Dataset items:
---

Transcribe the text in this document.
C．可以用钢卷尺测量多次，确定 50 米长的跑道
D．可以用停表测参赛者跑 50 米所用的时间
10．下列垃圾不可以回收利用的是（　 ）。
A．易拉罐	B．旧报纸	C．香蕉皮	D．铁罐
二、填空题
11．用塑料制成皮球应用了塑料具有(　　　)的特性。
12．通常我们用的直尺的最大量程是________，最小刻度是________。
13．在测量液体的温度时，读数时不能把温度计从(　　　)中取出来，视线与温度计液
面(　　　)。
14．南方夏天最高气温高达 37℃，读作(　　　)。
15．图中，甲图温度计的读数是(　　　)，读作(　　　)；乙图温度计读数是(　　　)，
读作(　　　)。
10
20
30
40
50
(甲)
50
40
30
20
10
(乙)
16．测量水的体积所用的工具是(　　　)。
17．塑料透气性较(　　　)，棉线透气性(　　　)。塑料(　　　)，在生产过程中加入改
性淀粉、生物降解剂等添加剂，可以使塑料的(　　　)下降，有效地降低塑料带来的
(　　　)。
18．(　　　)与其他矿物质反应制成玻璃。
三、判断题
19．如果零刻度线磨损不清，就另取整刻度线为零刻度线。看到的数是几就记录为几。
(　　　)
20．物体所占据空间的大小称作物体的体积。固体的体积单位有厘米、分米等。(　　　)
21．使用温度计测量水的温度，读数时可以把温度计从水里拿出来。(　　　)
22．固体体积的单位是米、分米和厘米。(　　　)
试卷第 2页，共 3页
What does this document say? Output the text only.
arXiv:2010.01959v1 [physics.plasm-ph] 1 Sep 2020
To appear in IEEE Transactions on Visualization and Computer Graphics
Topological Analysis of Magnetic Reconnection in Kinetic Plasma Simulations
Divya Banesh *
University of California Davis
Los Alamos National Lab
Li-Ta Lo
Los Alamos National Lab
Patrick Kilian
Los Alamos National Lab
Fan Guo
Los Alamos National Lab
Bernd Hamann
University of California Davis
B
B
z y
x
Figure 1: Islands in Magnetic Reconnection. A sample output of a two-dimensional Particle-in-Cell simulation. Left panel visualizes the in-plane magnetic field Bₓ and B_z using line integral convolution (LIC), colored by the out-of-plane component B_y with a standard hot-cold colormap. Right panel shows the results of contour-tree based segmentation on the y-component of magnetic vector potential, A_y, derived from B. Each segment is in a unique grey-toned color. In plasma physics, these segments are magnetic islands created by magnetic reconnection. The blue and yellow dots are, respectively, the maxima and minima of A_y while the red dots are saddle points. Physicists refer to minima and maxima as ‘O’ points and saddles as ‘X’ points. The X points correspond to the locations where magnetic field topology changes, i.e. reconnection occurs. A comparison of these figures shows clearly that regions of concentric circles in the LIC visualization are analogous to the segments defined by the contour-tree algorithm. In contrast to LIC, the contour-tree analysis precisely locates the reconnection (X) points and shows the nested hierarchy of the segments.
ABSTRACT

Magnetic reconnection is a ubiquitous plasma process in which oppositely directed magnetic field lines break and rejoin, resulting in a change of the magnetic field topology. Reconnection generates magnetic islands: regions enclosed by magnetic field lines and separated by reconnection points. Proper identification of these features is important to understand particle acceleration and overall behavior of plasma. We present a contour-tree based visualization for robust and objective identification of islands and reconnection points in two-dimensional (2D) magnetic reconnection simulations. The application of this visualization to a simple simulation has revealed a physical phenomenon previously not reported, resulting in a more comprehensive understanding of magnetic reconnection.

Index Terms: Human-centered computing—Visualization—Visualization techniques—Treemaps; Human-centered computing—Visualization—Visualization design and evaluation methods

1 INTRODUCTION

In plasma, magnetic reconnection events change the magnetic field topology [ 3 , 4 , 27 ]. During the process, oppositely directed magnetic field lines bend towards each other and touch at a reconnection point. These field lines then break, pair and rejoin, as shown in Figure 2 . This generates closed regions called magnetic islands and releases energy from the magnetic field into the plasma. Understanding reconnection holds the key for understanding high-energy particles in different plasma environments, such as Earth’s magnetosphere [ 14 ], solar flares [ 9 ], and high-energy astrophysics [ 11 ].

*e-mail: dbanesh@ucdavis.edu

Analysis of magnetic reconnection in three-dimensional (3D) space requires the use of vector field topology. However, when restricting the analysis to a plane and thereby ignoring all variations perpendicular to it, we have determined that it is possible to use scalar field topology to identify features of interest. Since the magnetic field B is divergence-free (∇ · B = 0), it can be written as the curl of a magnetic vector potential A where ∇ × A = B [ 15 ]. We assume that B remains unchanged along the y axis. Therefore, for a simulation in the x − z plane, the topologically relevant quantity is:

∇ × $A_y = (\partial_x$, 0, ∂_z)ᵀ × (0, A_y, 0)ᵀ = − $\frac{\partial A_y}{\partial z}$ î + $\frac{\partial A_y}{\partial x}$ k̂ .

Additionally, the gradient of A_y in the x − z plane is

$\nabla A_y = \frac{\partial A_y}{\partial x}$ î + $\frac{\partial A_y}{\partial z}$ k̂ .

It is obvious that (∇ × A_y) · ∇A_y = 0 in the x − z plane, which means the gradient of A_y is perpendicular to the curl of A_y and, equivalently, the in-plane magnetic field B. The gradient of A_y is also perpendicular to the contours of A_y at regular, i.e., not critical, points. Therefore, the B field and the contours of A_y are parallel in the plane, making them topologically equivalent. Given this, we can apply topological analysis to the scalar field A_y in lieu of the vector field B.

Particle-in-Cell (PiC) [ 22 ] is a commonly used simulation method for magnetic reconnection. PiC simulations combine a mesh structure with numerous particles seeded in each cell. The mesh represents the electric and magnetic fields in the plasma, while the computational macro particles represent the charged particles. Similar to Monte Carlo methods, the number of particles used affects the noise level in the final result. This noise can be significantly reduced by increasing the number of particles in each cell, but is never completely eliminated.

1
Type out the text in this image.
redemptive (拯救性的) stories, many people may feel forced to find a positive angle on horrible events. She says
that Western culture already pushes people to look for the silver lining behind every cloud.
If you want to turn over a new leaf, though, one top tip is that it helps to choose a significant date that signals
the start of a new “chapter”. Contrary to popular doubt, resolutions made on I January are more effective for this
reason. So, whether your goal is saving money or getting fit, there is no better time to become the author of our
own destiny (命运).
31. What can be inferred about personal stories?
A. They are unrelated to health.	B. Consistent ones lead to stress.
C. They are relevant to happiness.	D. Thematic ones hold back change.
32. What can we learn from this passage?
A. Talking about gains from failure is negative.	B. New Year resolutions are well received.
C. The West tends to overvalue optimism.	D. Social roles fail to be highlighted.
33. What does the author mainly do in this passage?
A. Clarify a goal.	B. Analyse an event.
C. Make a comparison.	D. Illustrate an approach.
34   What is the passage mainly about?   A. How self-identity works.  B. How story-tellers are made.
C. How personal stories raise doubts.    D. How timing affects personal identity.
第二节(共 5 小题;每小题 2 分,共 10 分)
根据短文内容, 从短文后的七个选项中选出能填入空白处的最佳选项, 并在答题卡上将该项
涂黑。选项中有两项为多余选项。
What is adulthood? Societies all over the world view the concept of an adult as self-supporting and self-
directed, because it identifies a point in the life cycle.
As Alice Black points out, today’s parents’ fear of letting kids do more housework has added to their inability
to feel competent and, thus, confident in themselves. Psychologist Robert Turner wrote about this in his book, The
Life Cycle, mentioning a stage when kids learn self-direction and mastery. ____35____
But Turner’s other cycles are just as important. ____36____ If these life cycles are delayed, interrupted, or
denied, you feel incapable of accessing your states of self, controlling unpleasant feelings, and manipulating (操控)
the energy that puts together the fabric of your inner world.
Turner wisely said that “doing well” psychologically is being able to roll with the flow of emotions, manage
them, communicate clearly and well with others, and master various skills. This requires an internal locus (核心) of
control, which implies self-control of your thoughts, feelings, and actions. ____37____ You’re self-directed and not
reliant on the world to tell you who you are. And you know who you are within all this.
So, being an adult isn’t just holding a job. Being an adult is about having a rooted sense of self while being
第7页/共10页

---

■ **EXERCISE DETAILS**
List each line in the listing that contains the string "kids".

■ **EXPECTED OUTPUT**
As Alice Black points out, today’s parents’ fear of letting kids do more housework has added to their inability
Life Cycle, mentioning a stage when kids learn self-direction and mastery. ____35____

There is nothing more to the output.